- **TASK DATA**:
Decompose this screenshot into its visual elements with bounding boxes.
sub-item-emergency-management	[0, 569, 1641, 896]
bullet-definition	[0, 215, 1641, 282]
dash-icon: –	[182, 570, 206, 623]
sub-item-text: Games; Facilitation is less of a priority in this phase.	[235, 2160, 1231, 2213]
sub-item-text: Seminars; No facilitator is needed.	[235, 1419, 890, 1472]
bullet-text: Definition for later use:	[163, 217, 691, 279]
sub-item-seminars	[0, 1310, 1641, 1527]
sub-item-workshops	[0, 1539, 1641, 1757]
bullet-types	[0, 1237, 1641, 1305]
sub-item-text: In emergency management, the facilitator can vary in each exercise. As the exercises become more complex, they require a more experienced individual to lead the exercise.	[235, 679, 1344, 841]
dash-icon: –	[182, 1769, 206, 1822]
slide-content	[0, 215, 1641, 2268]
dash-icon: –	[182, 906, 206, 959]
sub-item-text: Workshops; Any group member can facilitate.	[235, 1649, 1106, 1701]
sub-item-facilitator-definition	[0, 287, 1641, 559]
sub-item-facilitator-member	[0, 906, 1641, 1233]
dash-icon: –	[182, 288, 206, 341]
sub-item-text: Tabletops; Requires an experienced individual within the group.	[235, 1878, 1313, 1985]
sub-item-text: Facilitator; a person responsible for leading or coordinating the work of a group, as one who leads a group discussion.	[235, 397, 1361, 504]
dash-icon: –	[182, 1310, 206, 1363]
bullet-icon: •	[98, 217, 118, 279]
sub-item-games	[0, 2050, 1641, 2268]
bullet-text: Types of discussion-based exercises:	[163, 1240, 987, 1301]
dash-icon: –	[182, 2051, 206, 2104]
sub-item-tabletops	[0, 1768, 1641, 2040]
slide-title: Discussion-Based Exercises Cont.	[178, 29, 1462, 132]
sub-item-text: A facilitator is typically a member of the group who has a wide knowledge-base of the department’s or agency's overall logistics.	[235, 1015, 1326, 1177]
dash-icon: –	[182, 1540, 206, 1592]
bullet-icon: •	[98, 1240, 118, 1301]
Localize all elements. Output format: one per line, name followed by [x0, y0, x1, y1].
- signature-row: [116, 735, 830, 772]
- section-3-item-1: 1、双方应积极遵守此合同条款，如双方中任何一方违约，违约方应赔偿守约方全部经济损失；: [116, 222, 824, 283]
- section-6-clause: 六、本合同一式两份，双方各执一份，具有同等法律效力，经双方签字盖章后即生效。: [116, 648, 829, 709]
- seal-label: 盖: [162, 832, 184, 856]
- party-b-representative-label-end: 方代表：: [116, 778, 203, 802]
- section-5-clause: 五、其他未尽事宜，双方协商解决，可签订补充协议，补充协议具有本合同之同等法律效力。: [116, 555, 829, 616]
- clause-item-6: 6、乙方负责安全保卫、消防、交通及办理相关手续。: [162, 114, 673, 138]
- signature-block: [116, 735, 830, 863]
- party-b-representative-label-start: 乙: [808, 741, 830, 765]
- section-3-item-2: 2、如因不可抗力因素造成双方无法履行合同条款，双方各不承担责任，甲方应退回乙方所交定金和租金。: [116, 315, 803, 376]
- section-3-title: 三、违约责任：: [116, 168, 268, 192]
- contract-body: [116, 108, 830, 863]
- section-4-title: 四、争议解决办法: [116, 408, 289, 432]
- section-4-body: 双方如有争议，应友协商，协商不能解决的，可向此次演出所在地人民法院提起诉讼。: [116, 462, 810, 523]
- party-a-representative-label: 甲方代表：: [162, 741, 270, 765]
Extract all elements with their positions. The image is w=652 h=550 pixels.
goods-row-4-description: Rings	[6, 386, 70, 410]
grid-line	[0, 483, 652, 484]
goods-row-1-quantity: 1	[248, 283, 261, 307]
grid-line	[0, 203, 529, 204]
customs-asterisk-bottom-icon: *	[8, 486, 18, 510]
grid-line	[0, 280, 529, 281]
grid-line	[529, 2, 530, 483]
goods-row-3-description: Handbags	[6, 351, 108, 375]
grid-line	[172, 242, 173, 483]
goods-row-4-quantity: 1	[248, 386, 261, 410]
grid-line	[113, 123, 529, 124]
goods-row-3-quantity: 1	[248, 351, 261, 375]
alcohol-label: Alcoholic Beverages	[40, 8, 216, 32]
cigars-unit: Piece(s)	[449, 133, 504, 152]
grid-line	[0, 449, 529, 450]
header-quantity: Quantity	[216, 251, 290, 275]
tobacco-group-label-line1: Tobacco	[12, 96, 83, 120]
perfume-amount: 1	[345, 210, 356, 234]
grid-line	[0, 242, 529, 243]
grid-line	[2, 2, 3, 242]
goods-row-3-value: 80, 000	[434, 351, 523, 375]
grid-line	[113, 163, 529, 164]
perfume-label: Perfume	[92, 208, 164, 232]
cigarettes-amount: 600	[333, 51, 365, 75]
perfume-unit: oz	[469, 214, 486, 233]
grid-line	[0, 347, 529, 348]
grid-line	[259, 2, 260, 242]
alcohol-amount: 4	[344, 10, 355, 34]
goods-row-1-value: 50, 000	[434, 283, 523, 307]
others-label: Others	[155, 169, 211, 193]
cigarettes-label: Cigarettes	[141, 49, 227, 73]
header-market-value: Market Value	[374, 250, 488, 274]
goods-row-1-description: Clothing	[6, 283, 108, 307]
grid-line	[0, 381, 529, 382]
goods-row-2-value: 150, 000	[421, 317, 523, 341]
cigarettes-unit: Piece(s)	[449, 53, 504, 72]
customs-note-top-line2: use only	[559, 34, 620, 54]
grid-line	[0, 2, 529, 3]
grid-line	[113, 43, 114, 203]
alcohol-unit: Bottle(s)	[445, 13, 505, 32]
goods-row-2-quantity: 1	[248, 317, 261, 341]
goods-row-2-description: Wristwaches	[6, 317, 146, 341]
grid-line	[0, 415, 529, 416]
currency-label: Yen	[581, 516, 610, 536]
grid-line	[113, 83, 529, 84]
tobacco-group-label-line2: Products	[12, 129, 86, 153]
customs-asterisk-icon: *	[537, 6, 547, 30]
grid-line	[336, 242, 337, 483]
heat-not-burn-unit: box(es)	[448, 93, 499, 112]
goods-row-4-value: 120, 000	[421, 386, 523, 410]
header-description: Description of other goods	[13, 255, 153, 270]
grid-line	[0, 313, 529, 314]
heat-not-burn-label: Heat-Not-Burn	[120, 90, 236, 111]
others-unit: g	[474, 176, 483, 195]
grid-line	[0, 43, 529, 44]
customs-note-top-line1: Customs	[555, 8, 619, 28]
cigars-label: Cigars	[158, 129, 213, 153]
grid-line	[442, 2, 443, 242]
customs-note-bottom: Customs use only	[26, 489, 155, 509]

- **WHAT TO DO**:
Copy out, character for character, every line of the items, starting at the first and ending with the line that contains "sub-item-text: A facilitator".

- **TASK SOLUTION**:
Decompose this screenshot into its visual elements with bounding boxes.
sub-item-emergency-management	[0, 569, 1641, 896]
bullet-definition	[0, 215, 1641, 282]
dash-icon: –	[182, 570, 206, 623]
sub-item-text: Games; Facilitation is less of a priority in this phase.	[235, 2160, 1231, 2213]
sub-item-text: Seminars; No facilitator is needed.	[235, 1419, 890, 1472]
bullet-text: Definition for later use:	[163, 217, 691, 279]
sub-item-seminars	[0, 1310, 1641, 1527]
sub-item-workshops	[0, 1539, 1641, 1757]
bullet-types	[0, 1237, 1641, 1305]
sub-item-text: In emergency management, the facilitator can vary in each exercise. As the exercises become more complex, they require a more experienced individual to lead the exercise.	[235, 679, 1344, 841]
dash-icon: –	[182, 1769, 206, 1822]
slide-content	[0, 215, 1641, 2268]
dash-icon: –	[182, 906, 206, 959]
sub-item-text: Workshops; Any group member can facilitate.	[235, 1649, 1106, 1701]
sub-item-facilitator-definition	[0, 287, 1641, 559]
sub-item-facilitator-member	[0, 906, 1641, 1233]
dash-icon: –	[182, 288, 206, 341]
sub-item-text: Tabletops; Requires an experienced individual within the group.	[235, 1878, 1313, 1985]
sub-item-text: Facilitator; a person responsible for leading or coordinating the work of a group, as one who leads a group discussion.	[235, 397, 1361, 504]
dash-icon: –	[182, 1310, 206, 1363]
bullet-icon: •	[98, 217, 118, 279]
sub-item-games	[0, 2050, 1641, 2268]
bullet-text: Types of discussion-based exercises:	[163, 1240, 987, 1301]
dash-icon: –	[182, 2051, 206, 2104]
sub-item-tabletops	[0, 1768, 1641, 2040]
slide-title: Discussion-Based Exercises Cont.	[178, 29, 1462, 132]
sub-item-text: A facilitator is typically a member of the group who has a wide knowledge-base of the department’s or agency's overall logistics.	[235, 1015, 1326, 1177]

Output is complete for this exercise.